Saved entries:
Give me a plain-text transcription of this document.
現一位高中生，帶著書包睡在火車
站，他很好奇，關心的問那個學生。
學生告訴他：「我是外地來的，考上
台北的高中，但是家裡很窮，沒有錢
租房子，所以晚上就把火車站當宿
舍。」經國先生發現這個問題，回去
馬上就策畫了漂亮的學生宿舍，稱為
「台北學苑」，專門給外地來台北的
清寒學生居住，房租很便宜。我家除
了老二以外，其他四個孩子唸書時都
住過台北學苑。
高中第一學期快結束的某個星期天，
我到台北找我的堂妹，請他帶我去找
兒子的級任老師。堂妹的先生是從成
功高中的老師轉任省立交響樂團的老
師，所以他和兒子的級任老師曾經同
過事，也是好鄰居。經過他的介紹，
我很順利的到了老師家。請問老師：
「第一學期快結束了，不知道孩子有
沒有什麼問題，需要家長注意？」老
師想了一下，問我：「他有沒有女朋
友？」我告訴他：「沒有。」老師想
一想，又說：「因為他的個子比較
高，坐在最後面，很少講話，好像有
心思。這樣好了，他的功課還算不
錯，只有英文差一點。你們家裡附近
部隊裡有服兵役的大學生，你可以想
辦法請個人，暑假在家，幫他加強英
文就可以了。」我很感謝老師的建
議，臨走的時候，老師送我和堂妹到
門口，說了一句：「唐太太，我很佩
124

→ **REQUIREMENTS**:
Each line above is to be repeated exactly.

→ **TASK ANSWER**:
Give me a plain-text transcription of this document.
現一位高中生，帶著書包睡在火車
站，他很好奇，關心的問那個學生。
學生告訴他：「我是外地來的，考上
台北的高中，但是家裡很窮，沒有錢
租房子，所以晚上就把火車站當宿
舍。」經國先生發現這個問題，回去
馬上就策畫了漂亮的學生宿舍，稱為
「台北學苑」，專門給外地來台北的
清寒學生居住，房租很便宜。我家除
了老二以外，其他四個孩子唸書時都
住過台北學苑。
高中第一學期快結束的某個星期天，
我到台北找我的堂妹，請他帶我去找
兒子的級任老師。堂妹的先生是從成
功高中的老師轉任省立交響樂團的老
師，所以他和兒子的級任老師曾經同
過事，也是好鄰居。經過他的介紹，
我很順利的到了老師家。請問老師：
「第一學期快結束了，不知道孩子有
沒有什麼問題，需要家長注意？」老
師想了一下，問我：「他有沒有女朋
友？」我告訴他：「沒有。」老師想
一想，又說：「因為他的個子比較
高，坐在最後面，很少講話，好像有
心思。這樣好了，他的功課還算不
錯，只有英文差一點。你們家裡附近
部隊裡有服兵役的大學生，你可以想
辦法請個人，暑假在家，幫他加強英
文就可以了。」我很感謝老師的建
議，臨走的時候，老師送我和堂妹到
門口，說了一句：「唐太太，我很佩
124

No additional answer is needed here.